GOAL
Reproduce verbatim the entries from the first line through the line containing "table-cell: - — [457, 1215, 841, 1250]", including both of those lines.

[Source data]
================

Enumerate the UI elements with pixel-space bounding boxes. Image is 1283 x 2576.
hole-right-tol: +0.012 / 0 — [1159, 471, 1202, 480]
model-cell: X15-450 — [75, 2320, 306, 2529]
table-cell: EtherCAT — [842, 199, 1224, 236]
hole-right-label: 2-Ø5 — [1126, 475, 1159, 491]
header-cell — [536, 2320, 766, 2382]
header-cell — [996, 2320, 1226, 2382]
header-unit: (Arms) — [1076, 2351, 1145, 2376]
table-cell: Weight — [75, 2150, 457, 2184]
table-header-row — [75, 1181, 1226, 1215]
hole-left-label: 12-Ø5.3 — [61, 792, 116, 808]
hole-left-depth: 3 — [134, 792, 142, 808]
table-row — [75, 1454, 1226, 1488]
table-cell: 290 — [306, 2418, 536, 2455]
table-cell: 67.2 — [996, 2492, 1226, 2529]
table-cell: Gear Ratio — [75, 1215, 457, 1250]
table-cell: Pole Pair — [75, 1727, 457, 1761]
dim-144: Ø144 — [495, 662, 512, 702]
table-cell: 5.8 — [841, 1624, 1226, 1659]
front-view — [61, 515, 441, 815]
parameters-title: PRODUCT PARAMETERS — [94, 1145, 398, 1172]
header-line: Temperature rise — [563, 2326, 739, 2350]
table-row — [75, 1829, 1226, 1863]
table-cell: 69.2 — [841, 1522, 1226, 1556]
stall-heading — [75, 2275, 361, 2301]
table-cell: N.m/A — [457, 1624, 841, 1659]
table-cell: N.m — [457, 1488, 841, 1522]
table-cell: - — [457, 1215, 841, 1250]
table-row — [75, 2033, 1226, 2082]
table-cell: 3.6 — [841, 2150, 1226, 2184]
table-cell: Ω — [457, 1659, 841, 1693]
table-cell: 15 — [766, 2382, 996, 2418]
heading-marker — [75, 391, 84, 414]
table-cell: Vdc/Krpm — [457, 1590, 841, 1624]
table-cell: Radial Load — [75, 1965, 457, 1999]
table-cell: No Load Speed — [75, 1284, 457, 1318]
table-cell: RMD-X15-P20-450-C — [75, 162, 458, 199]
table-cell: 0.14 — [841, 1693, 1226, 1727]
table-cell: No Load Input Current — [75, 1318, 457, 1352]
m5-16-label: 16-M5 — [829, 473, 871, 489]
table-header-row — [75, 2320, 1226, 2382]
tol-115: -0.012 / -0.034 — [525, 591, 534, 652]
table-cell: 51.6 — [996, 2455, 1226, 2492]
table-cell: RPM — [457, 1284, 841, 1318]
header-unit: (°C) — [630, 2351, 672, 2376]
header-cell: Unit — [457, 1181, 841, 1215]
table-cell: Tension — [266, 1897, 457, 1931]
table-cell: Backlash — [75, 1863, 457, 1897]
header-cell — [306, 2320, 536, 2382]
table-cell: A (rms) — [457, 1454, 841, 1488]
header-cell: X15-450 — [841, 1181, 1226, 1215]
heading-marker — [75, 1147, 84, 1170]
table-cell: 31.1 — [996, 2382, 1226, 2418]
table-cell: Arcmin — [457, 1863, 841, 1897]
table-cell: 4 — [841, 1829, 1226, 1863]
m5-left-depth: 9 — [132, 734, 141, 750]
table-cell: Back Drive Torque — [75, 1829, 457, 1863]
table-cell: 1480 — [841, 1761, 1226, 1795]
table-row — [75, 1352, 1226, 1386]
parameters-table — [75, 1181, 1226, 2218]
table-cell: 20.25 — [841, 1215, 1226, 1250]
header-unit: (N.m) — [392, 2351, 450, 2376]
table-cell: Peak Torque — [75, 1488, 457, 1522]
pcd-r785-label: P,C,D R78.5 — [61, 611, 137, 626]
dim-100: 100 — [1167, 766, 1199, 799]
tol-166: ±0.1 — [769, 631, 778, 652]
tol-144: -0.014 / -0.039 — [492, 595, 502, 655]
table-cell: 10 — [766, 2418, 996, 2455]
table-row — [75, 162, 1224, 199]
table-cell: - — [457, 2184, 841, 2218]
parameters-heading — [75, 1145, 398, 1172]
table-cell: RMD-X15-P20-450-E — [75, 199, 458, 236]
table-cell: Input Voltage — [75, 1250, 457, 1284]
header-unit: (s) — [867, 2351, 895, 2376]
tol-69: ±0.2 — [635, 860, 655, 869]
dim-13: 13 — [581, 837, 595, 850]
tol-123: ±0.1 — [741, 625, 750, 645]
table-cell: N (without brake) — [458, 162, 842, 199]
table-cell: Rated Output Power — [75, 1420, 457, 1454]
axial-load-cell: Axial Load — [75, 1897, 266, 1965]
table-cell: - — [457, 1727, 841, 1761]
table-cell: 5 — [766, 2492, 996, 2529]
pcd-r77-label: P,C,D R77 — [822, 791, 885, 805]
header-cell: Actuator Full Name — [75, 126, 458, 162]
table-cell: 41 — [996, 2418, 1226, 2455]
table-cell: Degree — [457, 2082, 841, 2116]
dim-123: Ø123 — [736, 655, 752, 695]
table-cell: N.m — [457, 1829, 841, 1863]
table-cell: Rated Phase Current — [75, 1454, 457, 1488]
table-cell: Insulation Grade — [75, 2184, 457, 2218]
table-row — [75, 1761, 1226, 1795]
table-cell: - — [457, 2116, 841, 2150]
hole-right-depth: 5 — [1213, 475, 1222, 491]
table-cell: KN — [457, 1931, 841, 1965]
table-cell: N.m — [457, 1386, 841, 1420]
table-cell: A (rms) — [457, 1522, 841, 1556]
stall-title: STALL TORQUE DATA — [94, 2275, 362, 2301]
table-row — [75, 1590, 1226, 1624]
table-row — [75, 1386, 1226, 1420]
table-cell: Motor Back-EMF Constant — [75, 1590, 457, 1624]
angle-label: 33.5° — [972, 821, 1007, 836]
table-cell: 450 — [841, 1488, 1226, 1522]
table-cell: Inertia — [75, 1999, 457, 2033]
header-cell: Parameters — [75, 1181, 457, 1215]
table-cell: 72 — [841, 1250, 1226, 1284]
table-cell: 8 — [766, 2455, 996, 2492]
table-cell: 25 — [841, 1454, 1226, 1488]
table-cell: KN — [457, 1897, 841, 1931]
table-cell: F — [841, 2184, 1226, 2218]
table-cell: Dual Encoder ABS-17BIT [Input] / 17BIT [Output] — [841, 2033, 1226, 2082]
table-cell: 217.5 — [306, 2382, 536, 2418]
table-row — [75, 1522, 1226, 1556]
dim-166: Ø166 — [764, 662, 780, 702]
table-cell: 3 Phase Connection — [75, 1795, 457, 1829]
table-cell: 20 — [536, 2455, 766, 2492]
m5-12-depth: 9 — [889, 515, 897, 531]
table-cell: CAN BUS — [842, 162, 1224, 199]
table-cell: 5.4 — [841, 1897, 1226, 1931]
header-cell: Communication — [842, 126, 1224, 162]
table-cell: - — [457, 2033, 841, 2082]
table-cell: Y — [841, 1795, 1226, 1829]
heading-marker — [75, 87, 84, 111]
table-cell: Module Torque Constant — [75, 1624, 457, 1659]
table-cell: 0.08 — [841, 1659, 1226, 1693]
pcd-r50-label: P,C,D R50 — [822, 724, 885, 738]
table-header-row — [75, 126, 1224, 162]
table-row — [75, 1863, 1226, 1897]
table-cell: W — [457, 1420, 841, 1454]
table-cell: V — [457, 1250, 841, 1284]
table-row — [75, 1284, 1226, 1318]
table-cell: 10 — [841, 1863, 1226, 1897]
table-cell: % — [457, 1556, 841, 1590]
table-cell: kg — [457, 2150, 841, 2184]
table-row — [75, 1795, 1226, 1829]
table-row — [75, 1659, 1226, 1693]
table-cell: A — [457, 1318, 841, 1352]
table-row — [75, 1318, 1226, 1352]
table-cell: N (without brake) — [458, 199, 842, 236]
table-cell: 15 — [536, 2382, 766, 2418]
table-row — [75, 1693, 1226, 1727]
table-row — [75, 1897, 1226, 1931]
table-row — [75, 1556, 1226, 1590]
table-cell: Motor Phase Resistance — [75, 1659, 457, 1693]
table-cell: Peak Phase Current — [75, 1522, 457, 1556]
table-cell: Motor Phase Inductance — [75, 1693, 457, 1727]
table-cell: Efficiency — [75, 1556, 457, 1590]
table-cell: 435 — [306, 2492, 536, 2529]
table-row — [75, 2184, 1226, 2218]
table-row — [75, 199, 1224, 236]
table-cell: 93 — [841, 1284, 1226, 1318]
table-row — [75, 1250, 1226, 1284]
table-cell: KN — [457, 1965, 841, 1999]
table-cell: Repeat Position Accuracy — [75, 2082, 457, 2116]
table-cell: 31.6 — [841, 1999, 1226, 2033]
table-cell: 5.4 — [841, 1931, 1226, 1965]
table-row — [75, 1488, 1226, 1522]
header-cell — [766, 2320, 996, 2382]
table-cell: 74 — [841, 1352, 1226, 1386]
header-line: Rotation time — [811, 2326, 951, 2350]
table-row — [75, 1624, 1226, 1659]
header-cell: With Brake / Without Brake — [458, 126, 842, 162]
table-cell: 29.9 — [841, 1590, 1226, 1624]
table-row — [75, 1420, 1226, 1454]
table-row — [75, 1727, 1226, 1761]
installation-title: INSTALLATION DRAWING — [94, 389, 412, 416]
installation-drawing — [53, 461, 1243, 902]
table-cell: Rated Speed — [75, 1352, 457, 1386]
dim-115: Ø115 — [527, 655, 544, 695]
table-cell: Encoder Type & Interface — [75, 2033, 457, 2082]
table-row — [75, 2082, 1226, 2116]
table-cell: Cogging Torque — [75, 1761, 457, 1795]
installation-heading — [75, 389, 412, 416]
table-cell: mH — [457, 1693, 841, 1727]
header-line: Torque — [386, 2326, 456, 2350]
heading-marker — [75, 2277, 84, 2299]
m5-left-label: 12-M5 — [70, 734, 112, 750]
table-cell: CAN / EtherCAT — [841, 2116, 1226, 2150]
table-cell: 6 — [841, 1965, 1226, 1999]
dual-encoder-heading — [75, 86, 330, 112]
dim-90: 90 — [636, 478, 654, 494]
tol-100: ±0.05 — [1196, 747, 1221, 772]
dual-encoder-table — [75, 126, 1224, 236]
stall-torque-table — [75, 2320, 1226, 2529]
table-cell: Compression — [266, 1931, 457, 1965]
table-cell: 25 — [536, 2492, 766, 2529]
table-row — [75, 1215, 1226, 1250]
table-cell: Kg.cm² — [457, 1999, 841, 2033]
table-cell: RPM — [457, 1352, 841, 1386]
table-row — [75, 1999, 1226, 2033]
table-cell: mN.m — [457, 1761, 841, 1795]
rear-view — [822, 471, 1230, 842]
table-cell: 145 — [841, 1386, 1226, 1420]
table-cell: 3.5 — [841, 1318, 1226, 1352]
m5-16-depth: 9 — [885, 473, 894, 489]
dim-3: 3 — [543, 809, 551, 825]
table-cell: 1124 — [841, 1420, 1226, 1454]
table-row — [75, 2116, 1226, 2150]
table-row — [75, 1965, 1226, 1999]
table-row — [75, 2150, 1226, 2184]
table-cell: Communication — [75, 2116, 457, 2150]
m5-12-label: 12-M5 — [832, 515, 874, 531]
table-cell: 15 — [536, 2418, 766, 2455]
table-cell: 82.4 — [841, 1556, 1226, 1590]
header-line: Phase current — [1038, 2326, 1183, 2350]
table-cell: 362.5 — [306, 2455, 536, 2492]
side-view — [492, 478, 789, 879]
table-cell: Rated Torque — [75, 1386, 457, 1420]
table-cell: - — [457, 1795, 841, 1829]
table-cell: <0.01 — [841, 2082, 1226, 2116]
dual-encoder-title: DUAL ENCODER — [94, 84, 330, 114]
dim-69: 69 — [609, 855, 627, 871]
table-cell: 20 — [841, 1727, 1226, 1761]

================

EXPECTED ANSWER
Enumerate the UI elements with pixel-space bounding boxes. Image is 1283 x 2576.
hole-right-tol: +0.012 / 0 — [1159, 471, 1202, 480]
model-cell: X15-450 — [75, 2320, 306, 2529]
table-cell: EtherCAT — [842, 199, 1224, 236]
hole-right-label: 2-Ø5 — [1126, 475, 1159, 491]
header-cell — [536, 2320, 766, 2382]
header-cell — [996, 2320, 1226, 2382]
header-unit: (Arms) — [1076, 2351, 1145, 2376]
table-cell: Weight — [75, 2150, 457, 2184]
table-header-row — [75, 1181, 1226, 1215]
hole-left-label: 12-Ø5.3 — [61, 792, 116, 808]
hole-left-depth: 3 — [134, 792, 142, 808]
table-row — [75, 1454, 1226, 1488]
table-cell: 290 — [306, 2418, 536, 2455]
table-cell: 67.2 — [996, 2492, 1226, 2529]
table-cell: Gear Ratio — [75, 1215, 457, 1250]
table-cell: Pole Pair — [75, 1727, 457, 1761]
dim-144: Ø144 — [495, 662, 512, 702]
table-cell: 5.8 — [841, 1624, 1226, 1659]
front-view — [61, 515, 441, 815]
parameters-title: PRODUCT PARAMETERS — [94, 1145, 398, 1172]
header-line: Temperature rise — [563, 2326, 739, 2350]
table-row — [75, 1829, 1226, 1863]
table-cell: 69.2 — [841, 1522, 1226, 1556]
stall-heading — [75, 2275, 361, 2301]
table-cell: N.m/A — [457, 1624, 841, 1659]
table-cell: N.m — [457, 1488, 841, 1522]
table-cell: - — [457, 1215, 841, 1250]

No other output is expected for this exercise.